[Challenge]
Find the string "Electrons" in the entries and copy each line that has it.

[Dataset records]
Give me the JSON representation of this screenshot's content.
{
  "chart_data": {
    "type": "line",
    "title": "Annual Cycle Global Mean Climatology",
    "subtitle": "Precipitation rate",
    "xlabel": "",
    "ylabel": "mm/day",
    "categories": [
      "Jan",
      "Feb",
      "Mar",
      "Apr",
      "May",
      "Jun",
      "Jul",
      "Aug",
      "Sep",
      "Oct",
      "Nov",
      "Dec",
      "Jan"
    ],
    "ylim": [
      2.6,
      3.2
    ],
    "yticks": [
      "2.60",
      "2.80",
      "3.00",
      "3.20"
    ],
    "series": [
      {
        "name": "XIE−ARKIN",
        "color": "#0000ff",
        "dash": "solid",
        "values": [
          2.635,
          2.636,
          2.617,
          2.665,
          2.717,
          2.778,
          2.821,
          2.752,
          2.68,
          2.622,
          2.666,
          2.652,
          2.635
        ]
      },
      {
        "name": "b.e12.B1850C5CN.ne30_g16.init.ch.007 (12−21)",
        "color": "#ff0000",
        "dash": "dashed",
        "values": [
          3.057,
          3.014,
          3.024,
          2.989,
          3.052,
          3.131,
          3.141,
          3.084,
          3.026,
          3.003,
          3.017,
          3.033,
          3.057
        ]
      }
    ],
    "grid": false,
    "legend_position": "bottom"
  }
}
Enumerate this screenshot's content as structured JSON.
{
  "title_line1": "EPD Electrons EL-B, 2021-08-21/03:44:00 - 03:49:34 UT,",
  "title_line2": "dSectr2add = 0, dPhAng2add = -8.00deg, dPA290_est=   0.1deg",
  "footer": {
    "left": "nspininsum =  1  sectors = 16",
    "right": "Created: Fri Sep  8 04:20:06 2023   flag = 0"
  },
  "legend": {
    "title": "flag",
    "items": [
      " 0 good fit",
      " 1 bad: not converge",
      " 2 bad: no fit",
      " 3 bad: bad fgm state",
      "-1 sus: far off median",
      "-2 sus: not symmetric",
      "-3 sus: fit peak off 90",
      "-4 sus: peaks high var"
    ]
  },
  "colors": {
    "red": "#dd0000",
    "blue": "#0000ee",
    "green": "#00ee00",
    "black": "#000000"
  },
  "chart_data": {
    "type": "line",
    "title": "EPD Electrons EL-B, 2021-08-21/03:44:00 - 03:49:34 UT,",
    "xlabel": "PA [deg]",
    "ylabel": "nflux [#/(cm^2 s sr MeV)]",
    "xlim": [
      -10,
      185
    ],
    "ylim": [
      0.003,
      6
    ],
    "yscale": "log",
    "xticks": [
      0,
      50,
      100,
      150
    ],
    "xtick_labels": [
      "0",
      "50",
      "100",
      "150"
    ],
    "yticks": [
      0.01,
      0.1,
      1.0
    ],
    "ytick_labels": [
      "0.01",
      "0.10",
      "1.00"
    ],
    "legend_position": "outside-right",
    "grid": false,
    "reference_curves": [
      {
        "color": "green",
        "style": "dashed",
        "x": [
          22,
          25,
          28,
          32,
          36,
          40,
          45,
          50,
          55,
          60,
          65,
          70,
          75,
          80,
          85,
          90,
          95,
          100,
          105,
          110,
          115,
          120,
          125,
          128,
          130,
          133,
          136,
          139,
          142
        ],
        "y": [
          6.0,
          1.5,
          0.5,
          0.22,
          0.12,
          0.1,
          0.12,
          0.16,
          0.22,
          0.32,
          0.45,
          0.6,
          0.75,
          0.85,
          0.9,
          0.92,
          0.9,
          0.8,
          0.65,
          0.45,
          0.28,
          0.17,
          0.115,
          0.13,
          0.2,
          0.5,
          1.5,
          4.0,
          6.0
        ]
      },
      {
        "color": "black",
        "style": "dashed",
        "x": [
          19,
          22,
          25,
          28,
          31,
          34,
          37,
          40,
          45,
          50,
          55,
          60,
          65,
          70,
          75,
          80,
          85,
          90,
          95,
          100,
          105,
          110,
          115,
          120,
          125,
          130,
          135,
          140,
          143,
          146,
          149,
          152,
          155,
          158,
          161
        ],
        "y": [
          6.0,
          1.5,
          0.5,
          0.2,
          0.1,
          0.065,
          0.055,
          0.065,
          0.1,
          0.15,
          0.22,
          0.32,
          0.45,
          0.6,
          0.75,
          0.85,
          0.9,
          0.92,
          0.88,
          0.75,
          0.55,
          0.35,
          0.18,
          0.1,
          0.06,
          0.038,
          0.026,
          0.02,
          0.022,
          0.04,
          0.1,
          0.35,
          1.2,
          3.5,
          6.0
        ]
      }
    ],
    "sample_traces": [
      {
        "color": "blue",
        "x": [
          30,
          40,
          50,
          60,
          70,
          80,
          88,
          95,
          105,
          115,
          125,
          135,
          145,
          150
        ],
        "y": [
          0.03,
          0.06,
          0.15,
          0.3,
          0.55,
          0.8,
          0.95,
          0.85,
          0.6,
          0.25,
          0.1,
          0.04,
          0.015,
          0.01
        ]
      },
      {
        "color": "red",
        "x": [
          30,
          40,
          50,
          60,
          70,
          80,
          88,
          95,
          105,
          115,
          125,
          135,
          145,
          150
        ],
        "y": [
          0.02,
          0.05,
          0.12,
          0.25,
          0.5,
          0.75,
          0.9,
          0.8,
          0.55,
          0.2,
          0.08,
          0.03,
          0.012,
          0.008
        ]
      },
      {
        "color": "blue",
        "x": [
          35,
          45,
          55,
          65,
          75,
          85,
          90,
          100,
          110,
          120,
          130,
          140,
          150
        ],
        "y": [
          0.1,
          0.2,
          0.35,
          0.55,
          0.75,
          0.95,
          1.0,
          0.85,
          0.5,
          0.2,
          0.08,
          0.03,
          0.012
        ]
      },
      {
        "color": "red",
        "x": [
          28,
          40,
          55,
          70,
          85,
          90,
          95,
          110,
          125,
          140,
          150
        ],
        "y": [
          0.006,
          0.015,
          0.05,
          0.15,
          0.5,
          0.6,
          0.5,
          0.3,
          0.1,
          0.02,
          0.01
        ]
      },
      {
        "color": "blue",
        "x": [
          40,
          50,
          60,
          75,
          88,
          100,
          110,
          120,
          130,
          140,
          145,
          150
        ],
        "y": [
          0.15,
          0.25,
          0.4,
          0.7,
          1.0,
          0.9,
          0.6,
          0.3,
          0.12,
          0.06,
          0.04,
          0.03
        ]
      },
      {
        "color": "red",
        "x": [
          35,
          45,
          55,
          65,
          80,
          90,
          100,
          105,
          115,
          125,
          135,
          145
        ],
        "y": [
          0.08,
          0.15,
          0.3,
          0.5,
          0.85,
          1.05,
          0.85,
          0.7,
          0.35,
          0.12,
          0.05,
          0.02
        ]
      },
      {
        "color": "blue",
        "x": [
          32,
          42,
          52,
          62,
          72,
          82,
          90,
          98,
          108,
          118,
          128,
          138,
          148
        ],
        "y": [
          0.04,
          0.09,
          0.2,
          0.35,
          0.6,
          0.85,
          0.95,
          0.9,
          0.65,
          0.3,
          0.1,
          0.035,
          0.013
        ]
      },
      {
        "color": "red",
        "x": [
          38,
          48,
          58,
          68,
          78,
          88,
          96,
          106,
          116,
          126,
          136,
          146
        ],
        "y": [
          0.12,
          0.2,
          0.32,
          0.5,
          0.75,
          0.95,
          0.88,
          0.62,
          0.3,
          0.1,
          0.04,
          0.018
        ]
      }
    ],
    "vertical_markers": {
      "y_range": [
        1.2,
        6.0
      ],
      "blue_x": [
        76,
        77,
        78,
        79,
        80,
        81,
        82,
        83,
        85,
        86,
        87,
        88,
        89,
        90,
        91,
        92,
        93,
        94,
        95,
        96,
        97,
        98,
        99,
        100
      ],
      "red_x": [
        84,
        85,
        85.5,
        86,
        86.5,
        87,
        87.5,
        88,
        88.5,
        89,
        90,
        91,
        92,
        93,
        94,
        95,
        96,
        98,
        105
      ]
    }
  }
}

[Worked solution]
  "title_line1": "EPD Electrons EL-B, 2021-08-21/03:44:00 - 03:49:34 UT,",
    "title": "EPD Electrons EL-B, 2021-08-21/03:44:00 - 03:49:34 UT,",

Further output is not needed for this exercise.